Directive => Restate the entries below verbatim.

Dataset excerpt:
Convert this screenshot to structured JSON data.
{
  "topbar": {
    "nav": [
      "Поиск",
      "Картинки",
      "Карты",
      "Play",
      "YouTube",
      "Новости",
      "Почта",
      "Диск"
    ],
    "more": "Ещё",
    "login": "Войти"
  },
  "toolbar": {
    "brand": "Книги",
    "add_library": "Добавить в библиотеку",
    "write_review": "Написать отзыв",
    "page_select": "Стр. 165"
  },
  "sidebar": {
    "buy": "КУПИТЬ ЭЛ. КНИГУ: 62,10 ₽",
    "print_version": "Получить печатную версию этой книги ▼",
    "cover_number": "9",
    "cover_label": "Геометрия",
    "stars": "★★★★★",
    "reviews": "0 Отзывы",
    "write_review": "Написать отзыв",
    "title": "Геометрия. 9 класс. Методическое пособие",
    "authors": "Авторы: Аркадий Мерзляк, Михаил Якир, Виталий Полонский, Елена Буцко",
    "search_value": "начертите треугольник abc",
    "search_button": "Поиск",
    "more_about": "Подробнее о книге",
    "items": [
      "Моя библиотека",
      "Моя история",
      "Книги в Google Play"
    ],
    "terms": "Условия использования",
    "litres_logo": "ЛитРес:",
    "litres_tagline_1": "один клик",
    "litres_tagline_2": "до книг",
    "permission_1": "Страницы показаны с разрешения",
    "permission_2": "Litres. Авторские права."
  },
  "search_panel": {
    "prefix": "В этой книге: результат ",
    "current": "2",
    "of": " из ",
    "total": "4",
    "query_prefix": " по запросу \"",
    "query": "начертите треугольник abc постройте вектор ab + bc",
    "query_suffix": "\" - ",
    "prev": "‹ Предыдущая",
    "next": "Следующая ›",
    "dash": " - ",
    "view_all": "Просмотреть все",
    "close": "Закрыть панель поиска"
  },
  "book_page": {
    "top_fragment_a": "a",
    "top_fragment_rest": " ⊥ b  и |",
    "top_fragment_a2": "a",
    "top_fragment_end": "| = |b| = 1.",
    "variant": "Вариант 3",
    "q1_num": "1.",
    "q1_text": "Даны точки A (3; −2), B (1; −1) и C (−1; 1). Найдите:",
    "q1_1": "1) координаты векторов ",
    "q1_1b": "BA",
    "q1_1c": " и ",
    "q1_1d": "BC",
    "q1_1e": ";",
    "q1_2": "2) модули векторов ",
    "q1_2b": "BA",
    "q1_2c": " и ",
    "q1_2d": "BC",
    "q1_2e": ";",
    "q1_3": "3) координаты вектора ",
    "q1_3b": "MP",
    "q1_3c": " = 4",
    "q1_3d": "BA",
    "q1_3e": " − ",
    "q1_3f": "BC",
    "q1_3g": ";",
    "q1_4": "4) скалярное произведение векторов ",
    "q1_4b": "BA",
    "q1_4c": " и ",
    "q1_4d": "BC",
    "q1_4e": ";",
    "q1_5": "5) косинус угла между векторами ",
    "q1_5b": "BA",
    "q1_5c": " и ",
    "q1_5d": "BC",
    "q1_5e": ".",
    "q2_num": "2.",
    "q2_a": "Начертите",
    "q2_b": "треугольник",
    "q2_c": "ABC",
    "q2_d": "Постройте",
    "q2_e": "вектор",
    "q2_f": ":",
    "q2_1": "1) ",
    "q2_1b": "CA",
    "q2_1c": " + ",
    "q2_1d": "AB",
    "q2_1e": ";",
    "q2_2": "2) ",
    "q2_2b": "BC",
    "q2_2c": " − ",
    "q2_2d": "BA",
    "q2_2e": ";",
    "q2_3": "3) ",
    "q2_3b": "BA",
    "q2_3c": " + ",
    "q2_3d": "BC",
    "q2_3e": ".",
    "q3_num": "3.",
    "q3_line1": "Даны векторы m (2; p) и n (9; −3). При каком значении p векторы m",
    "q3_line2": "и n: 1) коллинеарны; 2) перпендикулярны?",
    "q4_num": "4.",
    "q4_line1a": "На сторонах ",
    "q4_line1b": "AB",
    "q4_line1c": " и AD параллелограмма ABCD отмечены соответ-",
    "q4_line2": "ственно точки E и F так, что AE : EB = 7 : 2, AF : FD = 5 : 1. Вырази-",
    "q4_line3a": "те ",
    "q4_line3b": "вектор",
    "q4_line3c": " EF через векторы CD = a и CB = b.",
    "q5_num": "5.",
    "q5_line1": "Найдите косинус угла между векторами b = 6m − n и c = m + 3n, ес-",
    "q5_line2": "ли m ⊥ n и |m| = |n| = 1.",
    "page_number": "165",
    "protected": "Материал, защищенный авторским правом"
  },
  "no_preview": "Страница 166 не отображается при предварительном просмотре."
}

Full answer =>
Convert this screenshot to structured JSON data.
{
  "topbar": {
    "nav": [
      "Поиск",
      "Картинки",
      "Карты",
      "Play",
      "YouTube",
      "Новости",
      "Почта",
      "Диск"
    ],
    "more": "Ещё",
    "login": "Войти"
  },
  "toolbar": {
    "brand": "Книги",
    "add_library": "Добавить в библиотеку",
    "write_review": "Написать отзыв",
    "page_select": "Стр. 165"
  },
  "sidebar": {
    "buy": "КУПИТЬ ЭЛ. КНИГУ: 62,10 ₽",
    "print_version": "Получить печатную версию этой книги ▼",
    "cover_number": "9",
    "cover_label": "Геометрия",
    "stars": "★★★★★",
    "reviews": "0 Отзывы",
    "write_review": "Написать отзыв",
    "title": "Геометрия. 9 класс. Методическое пособие",
    "authors": "Авторы: Аркадий Мерзляк, Михаил Якир, Виталий Полонский, Елена Буцко",
    "search_value": "начертите треугольник abc",
    "search_button": "Поиск",
    "more_about": "Подробнее о книге",
    "items": [
      "Моя библиотека",
      "Моя история",
      "Книги в Google Play"
    ],
    "terms": "Условия использования",
    "litres_logo": "ЛитРес:",
    "litres_tagline_1": "один клик",
    "litres_tagline_2": "до книг",
    "permission_1": "Страницы показаны с разрешения",
    "permission_2": "Litres. Авторские права."
  },
  "search_panel": {
    "prefix": "В этой книге: результат ",
    "current": "2",
    "of": " из ",
    "total": "4",
    "query_prefix": " по запросу \"",
    "query": "начертите треугольник abc постройте вектор ab + bc",
    "query_suffix": "\" - ",
    "prev": "‹ Предыдущая",
    "next": "Следующая ›",
    "dash": " - ",
    "view_all": "Просмотреть все",
    "close": "Закрыть панель поиска"
  },
  "book_page": {
    "top_fragment_a": "a",
    "top_fragment_rest": " ⊥ b  и |",
    "top_fragment_a2": "a",
    "top_fragment_end": "| = |b| = 1.",
    "variant": "Вариант 3",
    "q1_num": "1.",
    "q1_text": "Даны точки A (3; −2), B (1; −1) и C (−1; 1). Найдите:",
    "q1_1": "1) координаты векторов ",
    "q1_1b": "BA",
    "q1_1c": " и ",
    "q1_1d": "BC",
    "q1_1e": ";",
    "q1_2": "2) модули векторов ",
    "q1_2b": "BA",
    "q1_2c": " и ",
    "q1_2d": "BC",
    "q1_2e": ";",
    "q1_3": "3) координаты вектора ",
    "q1_3b": "MP",
    "q1_3c": " = 4",
    "q1_3d": "BA",
    "q1_3e": " − ",
    "q1_3f": "BC",
    "q1_3g": ";",
    "q1_4": "4) скалярное произведение векторов ",
    "q1_4b": "BA",
    "q1_4c": " и ",
    "q1_4d": "BC",
    "q1_4e": ";",
    "q1_5": "5) косинус угла между векторами ",
    "q1_5b": "BA",
    "q1_5c": " и ",
    "q1_5d": "BC",
    "q1_5e": ".",
    "q2_num": "2.",
    "q2_a": "Начертите",
    "q2_b": "треугольник",
    "q2_c": "ABC",
    "q2_d": "Постройте",
    "q2_e": "вектор",
    "q2_f": ":",
    "q2_1": "1) ",
    "q2_1b": "CA",
    "q2_1c": " + ",
    "q2_1d": "AB",
    "q2_1e": ";",
    "q2_2": "2) ",
    "q2_2b": "BC",
    "q2_2c": " − ",
    "q2_2d": "BA",
    "q2_2e": ";",
    "q2_3": "3) ",
    "q2_3b": "BA",
    "q2_3c": " + ",
    "q2_3d": "BC",
    "q2_3e": ".",
    "q3_num": "3.",
    "q3_line1": "Даны векторы m (2; p) и n (9; −3). При каком значении p векторы m",
    "q3_line2": "и n: 1) коллинеарны; 2) перпендикулярны?",
    "q4_num": "4.",
    "q4_line1a": "На сторонах ",
    "q4_line1b": "AB",
    "q4_line1c": " и AD параллелограмма ABCD отмечены соответ-",
    "q4_line2": "ственно точки E и F так, что AE : EB = 7 : 2, AF : FD = 5 : 1. Вырази-",
    "q4_line3a": "те ",
    "q4_line3b": "вектор",
    "q4_line3c": " EF через векторы CD = a и CB = b.",
    "q5_num": "5.",
    "q5_line1": "Найдите косинус угла между векторами b = 6m − n и c = m + 3n, ес-",
    "q5_line2": "ли m ⊥ n и |m| = |n| = 1.",
    "page_number": "165",
    "protected": "Материал, защищенный авторским правом"
  },
  "no_preview": "Страница 166 не отображается при предварительном просмотре."
}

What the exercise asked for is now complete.